▶ _YOUR TASK_:
Write out every line of the material exactly as it appears.

-- Begin PROVIDED RECORDS --

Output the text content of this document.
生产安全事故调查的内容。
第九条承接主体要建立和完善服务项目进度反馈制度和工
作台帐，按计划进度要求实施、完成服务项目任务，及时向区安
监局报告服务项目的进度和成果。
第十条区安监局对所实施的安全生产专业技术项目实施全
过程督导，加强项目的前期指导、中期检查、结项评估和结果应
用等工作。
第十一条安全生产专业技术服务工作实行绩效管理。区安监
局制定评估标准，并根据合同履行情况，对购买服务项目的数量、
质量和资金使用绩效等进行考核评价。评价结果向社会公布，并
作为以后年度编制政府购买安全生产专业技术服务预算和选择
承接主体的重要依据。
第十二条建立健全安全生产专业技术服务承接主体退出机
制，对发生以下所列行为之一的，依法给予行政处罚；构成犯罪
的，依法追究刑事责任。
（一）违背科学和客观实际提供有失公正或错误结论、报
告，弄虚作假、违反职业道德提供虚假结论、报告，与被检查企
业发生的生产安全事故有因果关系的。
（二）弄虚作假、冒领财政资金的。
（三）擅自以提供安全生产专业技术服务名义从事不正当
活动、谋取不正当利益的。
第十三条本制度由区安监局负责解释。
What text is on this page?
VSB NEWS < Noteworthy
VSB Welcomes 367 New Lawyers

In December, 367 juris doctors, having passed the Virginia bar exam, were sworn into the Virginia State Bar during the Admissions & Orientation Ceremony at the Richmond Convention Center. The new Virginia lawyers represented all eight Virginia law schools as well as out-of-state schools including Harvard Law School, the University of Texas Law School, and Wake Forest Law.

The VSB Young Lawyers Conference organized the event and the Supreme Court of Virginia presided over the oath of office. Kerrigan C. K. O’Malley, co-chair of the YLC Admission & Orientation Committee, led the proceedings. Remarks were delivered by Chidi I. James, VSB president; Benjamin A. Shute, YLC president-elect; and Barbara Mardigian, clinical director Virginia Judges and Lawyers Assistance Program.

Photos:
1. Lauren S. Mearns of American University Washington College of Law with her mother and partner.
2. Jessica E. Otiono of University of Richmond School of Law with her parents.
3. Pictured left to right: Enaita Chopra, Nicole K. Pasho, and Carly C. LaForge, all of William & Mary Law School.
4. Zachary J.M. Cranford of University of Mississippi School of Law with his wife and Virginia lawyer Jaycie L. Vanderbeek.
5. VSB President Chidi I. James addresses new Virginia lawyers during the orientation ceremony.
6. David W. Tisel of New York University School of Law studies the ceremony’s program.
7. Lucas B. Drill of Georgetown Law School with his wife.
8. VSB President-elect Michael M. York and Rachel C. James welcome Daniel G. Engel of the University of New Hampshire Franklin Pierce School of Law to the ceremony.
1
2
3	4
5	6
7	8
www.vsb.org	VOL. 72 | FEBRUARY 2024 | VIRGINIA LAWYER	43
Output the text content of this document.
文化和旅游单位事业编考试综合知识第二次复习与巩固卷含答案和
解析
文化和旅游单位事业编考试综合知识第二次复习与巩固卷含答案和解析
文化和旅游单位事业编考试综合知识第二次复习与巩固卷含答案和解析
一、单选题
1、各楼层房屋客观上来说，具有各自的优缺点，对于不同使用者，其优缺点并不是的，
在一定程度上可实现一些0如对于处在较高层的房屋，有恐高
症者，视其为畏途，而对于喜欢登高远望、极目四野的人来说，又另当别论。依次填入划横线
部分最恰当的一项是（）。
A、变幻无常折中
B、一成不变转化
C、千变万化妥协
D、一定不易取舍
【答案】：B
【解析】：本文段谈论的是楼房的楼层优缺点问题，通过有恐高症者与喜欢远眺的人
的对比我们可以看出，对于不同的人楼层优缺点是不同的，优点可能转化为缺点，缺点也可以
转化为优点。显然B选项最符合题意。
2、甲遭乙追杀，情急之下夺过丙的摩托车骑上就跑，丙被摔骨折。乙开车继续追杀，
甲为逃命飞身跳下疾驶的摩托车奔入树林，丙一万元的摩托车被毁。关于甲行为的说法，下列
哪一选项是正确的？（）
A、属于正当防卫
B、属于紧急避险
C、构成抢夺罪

-- End PROVIDED RECORDS --

▶ _THE REPLY_:
Output the text content of this document.
生产安全事故调查的内容。
第九条承接主体要建立和完善服务项目进度反馈制度和工
作台帐，按计划进度要求实施、完成服务项目任务，及时向区安
监局报告服务项目的进度和成果。
第十条区安监局对所实施的安全生产专业技术项目实施全
过程督导，加强项目的前期指导、中期检查、结项评估和结果应
用等工作。
第十一条安全生产专业技术服务工作实行绩效管理。区安监
局制定评估标准，并根据合同履行情况，对购买服务项目的数量、
质量和资金使用绩效等进行考核评价。评价结果向社会公布，并
作为以后年度编制政府购买安全生产专业技术服务预算和选择
承接主体的重要依据。
第十二条建立健全安全生产专业技术服务承接主体退出机
制，对发生以下所列行为之一的，依法给予行政处罚；构成犯罪
的，依法追究刑事责任。
（一）违背科学和客观实际提供有失公正或错误结论、报
告，弄虚作假、违反职业道德提供虚假结论、报告，与被检查企
业发生的生产安全事故有因果关系的。
（二）弄虚作假、冒领财政资金的。
（三）擅自以提供安全生产专业技术服务名义从事不正当
活动、谋取不正当利益的。
第十三条本制度由区安监局负责解释。
What text is on this page?
VSB NEWS < Noteworthy
VSB Welcomes 367 New Lawyers

In December, 367 juris doctors, having passed the Virginia bar exam, were sworn into the Virginia State Bar during the Admissions & Orientation Ceremony at the Richmond Convention Center. The new Virginia lawyers represented all eight Virginia law schools as well as out-of-state schools including Harvard Law School, the University of Texas Law School, and Wake Forest Law.

The VSB Young Lawyers Conference organized the event and the Supreme Court of Virginia presided over the oath of office. Kerrigan C. K. O’Malley, co-chair of the YLC Admission & Orientation Committee, led the proceedings. Remarks were delivered by Chidi I. James, VSB president; Benjamin A. Shute, YLC president-elect; and Barbara Mardigian, clinical director Virginia Judges and Lawyers Assistance Program.

Photos:
1. Lauren S. Mearns of American University Washington College of Law with her mother and partner.
2. Jessica E. Otiono of University of Richmond School of Law with her parents.
3. Pictured left to right: Enaita Chopra, Nicole K. Pasho, and Carly C. LaForge, all of William & Mary Law School.
4. Zachary J.M. Cranford of University of Mississippi School of Law with his wife and Virginia lawyer Jaycie L. Vanderbeek.
5. VSB President Chidi I. James addresses new Virginia lawyers during the orientation ceremony.
6. David W. Tisel of New York University School of Law studies the ceremony’s program.
7. Lucas B. Drill of Georgetown Law School with his wife.
8. VSB President-elect Michael M. York and Rachel C. James welcome Daniel G. Engel of the University of New Hampshire Franklin Pierce School of Law to the ceremony.
1
2
3	4
5	6
7	8
www.vsb.org	VOL. 72 | FEBRUARY 2024 | VIRGINIA LAWYER	43
Output the text content of this document.
文化和旅游单位事业编考试综合知识第二次复习与巩固卷含答案和
解析
文化和旅游单位事业编考试综合知识第二次复习与巩固卷含答案和解析
文化和旅游单位事业编考试综合知识第二次复习与巩固卷含答案和解析
一、单选题
1、各楼层房屋客观上来说，具有各自的优缺点，对于不同使用者，其优缺点并不是的，
在一定程度上可实现一些0如对于处在较高层的房屋，有恐高
症者，视其为畏途，而对于喜欢登高远望、极目四野的人来说，又另当别论。依次填入划横线
部分最恰当的一项是（）。
A、变幻无常折中
B、一成不变转化
C、千变万化妥协
D、一定不易取舍
【答案】：B
【解析】：本文段谈论的是楼房的楼层优缺点问题，通过有恐高症者与喜欢远眺的人
的对比我们可以看出，对于不同的人楼层优缺点是不同的，优点可能转化为缺点，缺点也可以
转化为优点。显然B选项最符合题意。
2、甲遭乙追杀，情急之下夺过丙的摩托车骑上就跑，丙被摔骨折。乙开车继续追杀，
甲为逃命飞身跳下疾驶的摩托车奔入树林，丙一万元的摩托车被毁。关于甲行为的说法，下列
哪一选项是正确的？（）
A、属于正当防卫
B、属于紧急避险
C、构成抢夺罪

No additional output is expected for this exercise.